■ AIM
Reproduce every entry exactly and leave its pictures out.
[Begin RECORD EXTRACTS]
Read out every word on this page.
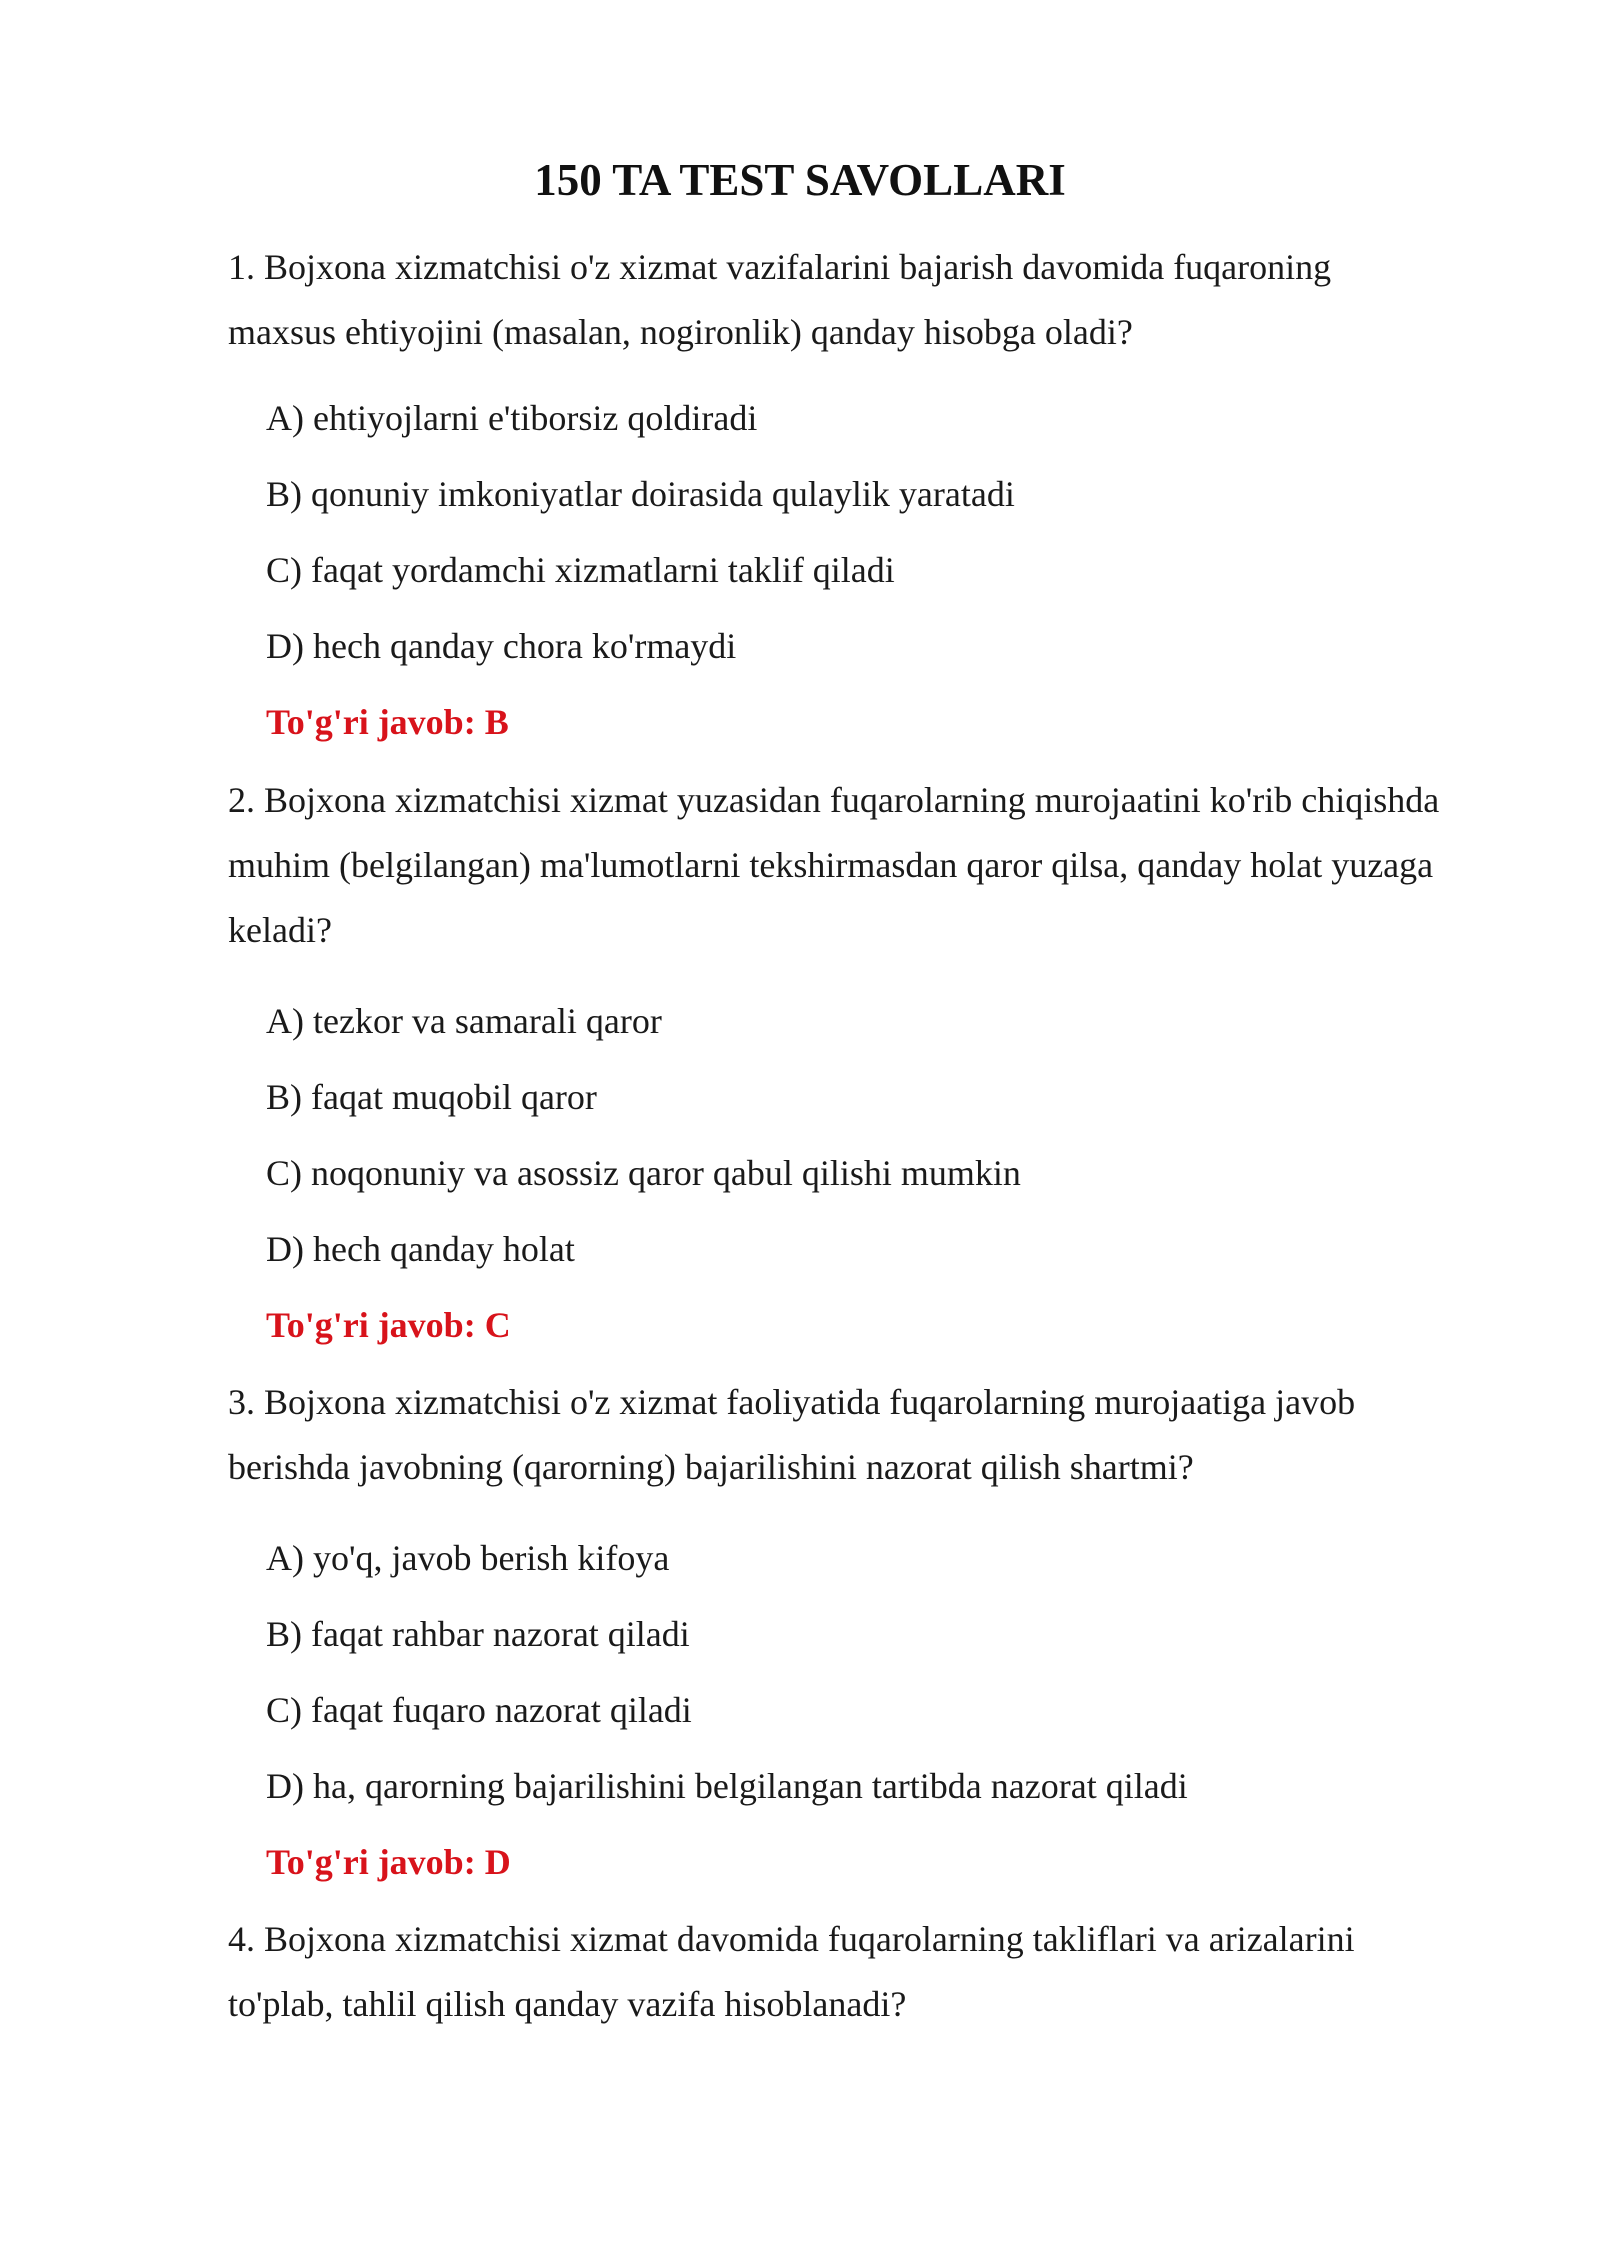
150 TA TEST SAVOLLARI
1. Bojxona xizmatchisi o'z xizmat vazifalarini bajarish davomida fuqaroning maxsus ehtiyojini (masalan, nogironlik) qanday hisobga oladi?
A) ehtiyojlarni e'tiborsiz qoldiradi
B) qonuniy imkoniyatlar doirasida qulaylik yaratadi
C) faqat yordamchi xizmatlarni taklif qiladi
D) hech qanday chora ko'rmaydi
To'g'ri javob: B
2. Bojxona xizmatchisi xizmat yuzasidan fuqarolarning murojaatini ko'rib chiqishda muhim (belgilangan) ma'lumotlarni tekshirmasdan qaror qilsa, qanday holat yuzaga keladi?
A) tezkor va samarali qaror
B) faqat muqobil qaror
C) noqonuniy va asossiz qaror qabul qilishi mumkin
D) hech qanday holat
To'g'ri javob: C
3. Bojxona xizmatchisi o'z xizmat faoliyatida fuqarolarning murojaatiga javob berishda javobning (qarorning) bajarilishini nazorat qilish shartmi?
A) yo'q, javob berish kifoya
B) faqat rahbar nazorat qiladi
C) faqat fuqaro nazorat qiladi
D) ha, qarorning bajarilishini belgilangan tartibda nazorat qiladi
To'g'ri javob: D
4. Bojxona xizmatchisi xizmat davomida fuqarolarning takliflari va arizalarini to'plab, tahlil qilish qanday vazifa hisoblanadi?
[End RECORD EXTRACTS]
■ TASK ANSWER
Read out every word on this page.
150 TA TEST SAVOLLARI
1. Bojxona xizmatchisi o'z xizmat vazifalarini bajarish davomida fuqaroning maxsus ehtiyojini (masalan, nogironlik) qanday hisobga oladi?
A) ehtiyojlarni e'tiborsiz qoldiradi
B) qonuniy imkoniyatlar doirasida qulaylik yaratadi
C) faqat yordamchi xizmatlarni taklif qiladi
D) hech qanday chora ko'rmaydi
To'g'ri javob: B
2. Bojxona xizmatchisi xizmat yuzasidan fuqarolarning murojaatini ko'rib chiqishda muhim (belgilangan) ma'lumotlarni tekshirmasdan qaror qilsa, qanday holat yuzaga keladi?
A) tezkor va samarali qaror
B) faqat muqobil qaror
C) noqonuniy va asossiz qaror qabul qilishi mumkin
D) hech qanday holat
To'g'ri javob: C
3. Bojxona xizmatchisi o'z xizmat faoliyatida fuqarolarning murojaatiga javob berishda javobning (qarorning) bajarilishini nazorat qilish shartmi?
A) yo'q, javob berish kifoya
B) faqat rahbar nazorat qiladi
C) faqat fuqaro nazorat qiladi
D) ha, qarorning bajarilishini belgilangan tartibda nazorat qiladi
To'g'ri javob: D
4. Bojxona xizmatchisi xizmat davomida fuqarolarning takliflari va arizalarini to'plab, tahlil qilish qanday vazifa hisoblanadi?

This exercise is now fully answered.